Copy whichever lines contain the string "Level".

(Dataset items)
========================================================================

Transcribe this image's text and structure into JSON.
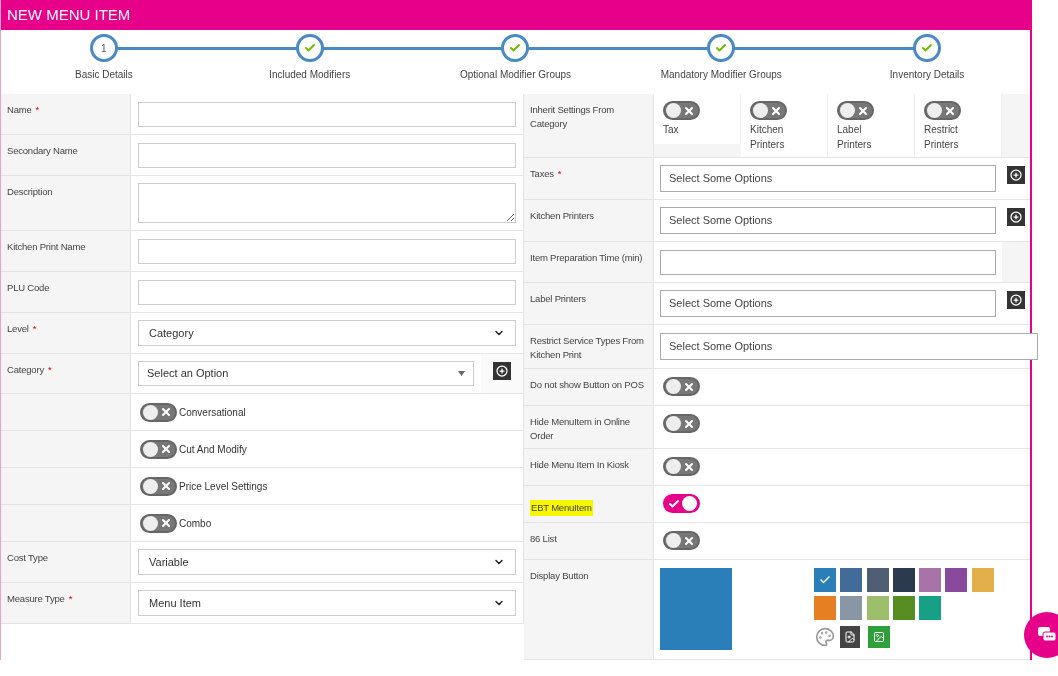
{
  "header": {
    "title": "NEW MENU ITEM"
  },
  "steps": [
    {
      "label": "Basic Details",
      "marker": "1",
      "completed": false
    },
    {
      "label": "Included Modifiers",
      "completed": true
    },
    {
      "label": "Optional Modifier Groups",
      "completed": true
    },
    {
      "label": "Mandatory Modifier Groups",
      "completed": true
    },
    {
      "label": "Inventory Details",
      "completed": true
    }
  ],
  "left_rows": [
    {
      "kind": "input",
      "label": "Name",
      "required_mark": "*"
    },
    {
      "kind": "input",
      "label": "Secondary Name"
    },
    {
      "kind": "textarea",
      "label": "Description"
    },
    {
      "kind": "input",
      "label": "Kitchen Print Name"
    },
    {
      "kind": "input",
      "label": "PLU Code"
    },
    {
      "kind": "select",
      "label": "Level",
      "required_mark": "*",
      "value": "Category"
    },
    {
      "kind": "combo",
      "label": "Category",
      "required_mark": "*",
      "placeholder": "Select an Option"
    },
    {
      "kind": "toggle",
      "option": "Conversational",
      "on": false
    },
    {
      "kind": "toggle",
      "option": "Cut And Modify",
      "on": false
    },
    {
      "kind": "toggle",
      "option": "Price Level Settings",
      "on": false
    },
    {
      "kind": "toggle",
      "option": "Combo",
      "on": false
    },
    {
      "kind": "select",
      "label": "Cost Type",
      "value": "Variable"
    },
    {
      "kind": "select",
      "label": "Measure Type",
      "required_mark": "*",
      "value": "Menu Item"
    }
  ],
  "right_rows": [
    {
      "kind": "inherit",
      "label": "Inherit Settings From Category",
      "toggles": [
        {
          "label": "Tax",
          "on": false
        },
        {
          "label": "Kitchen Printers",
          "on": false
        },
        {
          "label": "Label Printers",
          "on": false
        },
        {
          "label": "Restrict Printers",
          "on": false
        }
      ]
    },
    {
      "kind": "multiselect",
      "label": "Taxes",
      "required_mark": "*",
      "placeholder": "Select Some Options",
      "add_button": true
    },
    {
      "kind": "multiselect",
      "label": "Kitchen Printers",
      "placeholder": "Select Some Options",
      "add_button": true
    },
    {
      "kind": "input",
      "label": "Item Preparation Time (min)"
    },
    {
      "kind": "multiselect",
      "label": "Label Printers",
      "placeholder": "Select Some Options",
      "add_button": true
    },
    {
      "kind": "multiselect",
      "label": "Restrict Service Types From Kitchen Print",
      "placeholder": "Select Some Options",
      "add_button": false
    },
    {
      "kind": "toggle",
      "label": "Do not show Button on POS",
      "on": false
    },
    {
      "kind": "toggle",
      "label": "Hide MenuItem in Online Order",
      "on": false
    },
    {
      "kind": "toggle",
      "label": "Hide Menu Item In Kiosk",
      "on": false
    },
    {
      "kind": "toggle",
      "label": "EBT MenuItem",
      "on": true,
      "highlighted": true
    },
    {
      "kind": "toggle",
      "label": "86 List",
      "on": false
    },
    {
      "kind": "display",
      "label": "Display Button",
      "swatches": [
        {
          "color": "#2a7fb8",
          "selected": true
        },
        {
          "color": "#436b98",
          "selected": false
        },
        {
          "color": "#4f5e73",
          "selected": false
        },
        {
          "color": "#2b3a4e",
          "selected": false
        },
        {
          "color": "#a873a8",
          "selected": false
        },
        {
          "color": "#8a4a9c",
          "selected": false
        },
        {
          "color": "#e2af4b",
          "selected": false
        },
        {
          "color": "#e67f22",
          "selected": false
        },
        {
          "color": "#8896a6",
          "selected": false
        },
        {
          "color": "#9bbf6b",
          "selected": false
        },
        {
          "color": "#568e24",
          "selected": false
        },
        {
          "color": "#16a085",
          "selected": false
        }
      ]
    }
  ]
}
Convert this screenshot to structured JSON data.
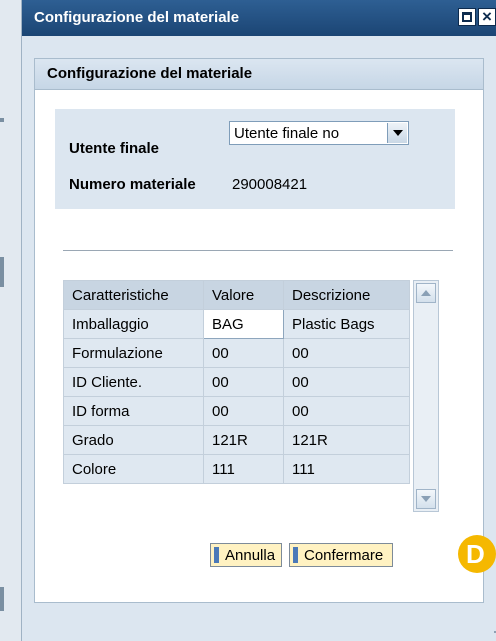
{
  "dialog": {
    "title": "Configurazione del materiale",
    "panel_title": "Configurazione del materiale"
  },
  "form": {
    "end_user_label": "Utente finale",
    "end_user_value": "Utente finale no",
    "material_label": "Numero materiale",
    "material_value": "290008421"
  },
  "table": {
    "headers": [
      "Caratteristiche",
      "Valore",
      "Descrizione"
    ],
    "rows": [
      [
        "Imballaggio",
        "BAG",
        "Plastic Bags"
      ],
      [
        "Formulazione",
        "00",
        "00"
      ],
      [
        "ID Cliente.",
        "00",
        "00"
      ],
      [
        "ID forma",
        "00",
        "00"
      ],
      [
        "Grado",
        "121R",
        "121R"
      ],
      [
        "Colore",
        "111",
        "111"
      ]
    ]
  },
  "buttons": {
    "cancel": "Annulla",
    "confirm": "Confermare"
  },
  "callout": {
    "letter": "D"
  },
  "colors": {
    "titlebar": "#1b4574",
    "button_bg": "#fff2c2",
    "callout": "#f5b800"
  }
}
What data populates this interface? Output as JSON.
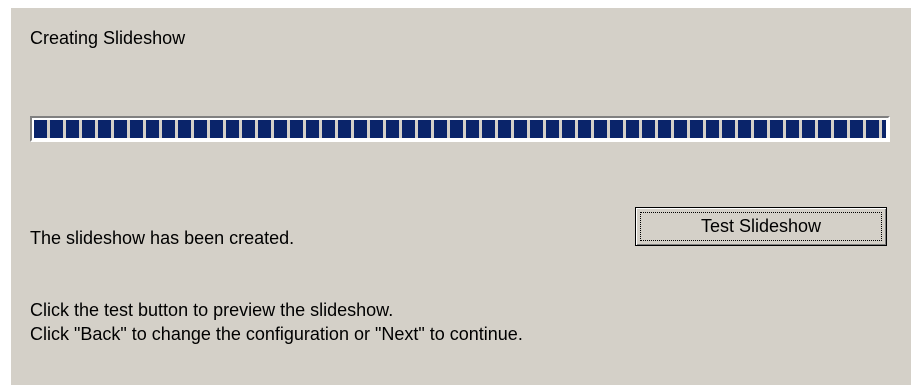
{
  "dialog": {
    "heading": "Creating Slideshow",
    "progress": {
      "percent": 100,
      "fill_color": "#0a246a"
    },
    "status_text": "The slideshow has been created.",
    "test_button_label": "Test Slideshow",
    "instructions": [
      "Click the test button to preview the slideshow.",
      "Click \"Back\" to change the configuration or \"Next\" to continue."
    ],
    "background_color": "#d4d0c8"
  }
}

========================================================================

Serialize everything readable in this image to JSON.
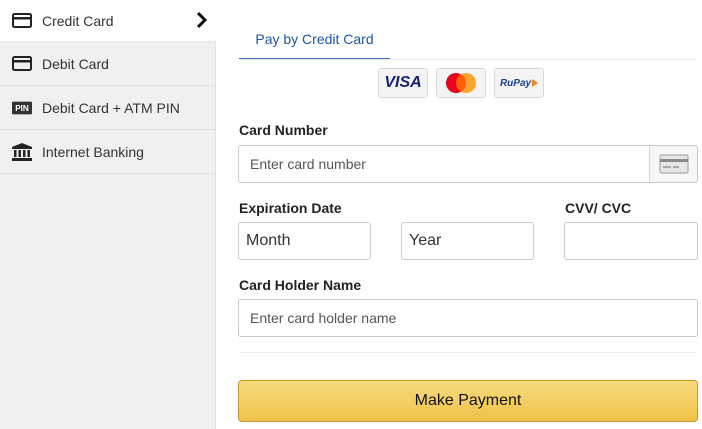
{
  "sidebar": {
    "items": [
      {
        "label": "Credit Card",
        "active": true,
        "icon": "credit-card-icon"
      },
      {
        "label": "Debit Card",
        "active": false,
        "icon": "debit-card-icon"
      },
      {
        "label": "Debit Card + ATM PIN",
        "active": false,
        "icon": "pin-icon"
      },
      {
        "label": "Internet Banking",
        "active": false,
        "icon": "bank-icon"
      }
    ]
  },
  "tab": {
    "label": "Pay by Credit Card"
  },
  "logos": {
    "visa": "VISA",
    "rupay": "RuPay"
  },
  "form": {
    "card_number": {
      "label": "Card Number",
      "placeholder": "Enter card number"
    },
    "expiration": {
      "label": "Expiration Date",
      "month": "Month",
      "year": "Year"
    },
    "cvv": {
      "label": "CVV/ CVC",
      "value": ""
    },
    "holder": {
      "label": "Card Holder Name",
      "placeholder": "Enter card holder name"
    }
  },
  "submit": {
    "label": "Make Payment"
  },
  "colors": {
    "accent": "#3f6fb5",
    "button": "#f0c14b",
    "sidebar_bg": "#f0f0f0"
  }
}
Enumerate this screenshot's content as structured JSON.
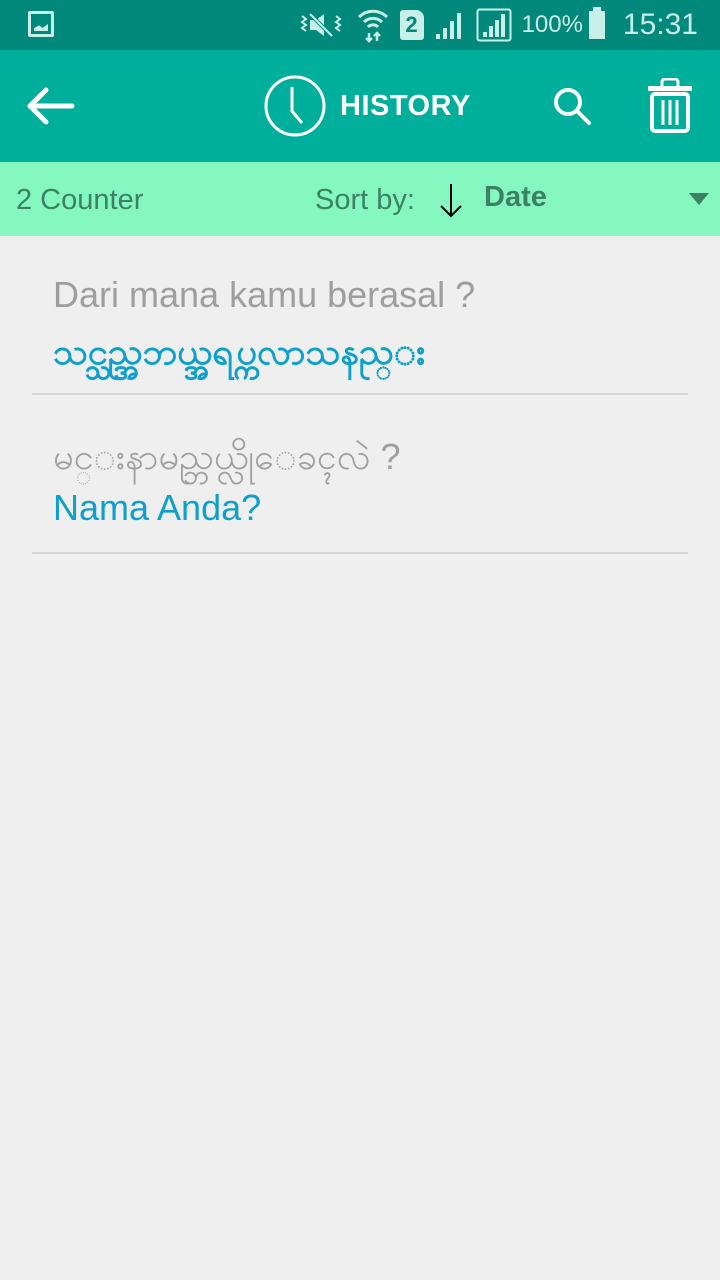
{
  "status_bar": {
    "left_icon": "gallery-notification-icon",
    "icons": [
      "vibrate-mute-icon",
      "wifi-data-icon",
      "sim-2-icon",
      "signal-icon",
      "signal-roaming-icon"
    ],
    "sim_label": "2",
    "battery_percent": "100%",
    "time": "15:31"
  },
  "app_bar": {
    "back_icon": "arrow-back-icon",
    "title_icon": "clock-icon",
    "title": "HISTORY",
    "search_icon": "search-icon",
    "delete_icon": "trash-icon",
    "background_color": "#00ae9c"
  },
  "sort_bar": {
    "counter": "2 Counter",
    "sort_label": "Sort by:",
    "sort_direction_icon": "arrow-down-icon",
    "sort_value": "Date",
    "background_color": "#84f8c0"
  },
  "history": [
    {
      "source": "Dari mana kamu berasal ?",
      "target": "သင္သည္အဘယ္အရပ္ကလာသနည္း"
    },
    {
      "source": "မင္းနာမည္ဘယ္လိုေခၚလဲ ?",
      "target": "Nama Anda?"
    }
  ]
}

========================================================================

[Solution for this exercise]
      "label": "Level",
      "option": "Price Level Settings",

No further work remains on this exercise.